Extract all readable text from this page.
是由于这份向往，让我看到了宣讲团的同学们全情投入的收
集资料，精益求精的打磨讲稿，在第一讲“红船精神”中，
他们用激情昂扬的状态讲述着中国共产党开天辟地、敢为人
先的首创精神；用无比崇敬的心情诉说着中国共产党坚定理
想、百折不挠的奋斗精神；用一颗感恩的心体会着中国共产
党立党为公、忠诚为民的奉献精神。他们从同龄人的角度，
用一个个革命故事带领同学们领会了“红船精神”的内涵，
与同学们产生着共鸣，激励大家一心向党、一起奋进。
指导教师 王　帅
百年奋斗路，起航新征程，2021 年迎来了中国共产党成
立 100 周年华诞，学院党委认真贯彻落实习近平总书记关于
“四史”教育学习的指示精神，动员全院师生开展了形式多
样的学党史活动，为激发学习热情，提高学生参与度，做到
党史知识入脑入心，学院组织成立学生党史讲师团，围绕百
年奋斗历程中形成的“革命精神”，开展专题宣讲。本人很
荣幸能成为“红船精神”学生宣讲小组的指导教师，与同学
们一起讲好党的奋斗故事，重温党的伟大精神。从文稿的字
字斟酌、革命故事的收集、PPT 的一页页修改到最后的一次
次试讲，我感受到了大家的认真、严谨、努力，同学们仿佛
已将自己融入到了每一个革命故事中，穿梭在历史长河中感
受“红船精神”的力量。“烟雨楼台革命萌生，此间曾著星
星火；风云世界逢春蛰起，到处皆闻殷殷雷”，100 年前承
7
################
### Problem to solve
Copy every record exactly as presented.

### Reply
Extract all readable text from this page.
是由于这份向往，让我看到了宣讲团的同学们全情投入的收
集资料，精益求精的打磨讲稿，在第一讲“红船精神”中，
他们用激情昂扬的状态讲述着中国共产党开天辟地、敢为人
先的首创精神；用无比崇敬的心情诉说着中国共产党坚定理
想、百折不挠的奋斗精神；用一颗感恩的心体会着中国共产
党立党为公、忠诚为民的奉献精神。他们从同龄人的角度，
用一个个革命故事带领同学们领会了“红船精神”的内涵，
与同学们产生着共鸣，激励大家一心向党、一起奋进。
指导教师 王　帅
百年奋斗路，起航新征程，2021 年迎来了中国共产党成
立 100 周年华诞，学院党委认真贯彻落实习近平总书记关于
“四史”教育学习的指示精神，动员全院师生开展了形式多
样的学党史活动，为激发学习热情，提高学生参与度，做到
党史知识入脑入心，学院组织成立学生党史讲师团，围绕百
年奋斗历程中形成的“革命精神”，开展专题宣讲。本人很
荣幸能成为“红船精神”学生宣讲小组的指导教师，与同学
们一起讲好党的奋斗故事，重温党的伟大精神。从文稿的字
字斟酌、革命故事的收集、PPT 的一页页修改到最后的一次
次试讲，我感受到了大家的认真、严谨、努力，同学们仿佛
已将自己融入到了每一个革命故事中，穿梭在历史长河中感
受“红船精神”的力量。“烟雨楼台革命萌生，此间曾著星
星火；风云世界逢春蛰起，到处皆闻殷殷雷”，100 年前承
7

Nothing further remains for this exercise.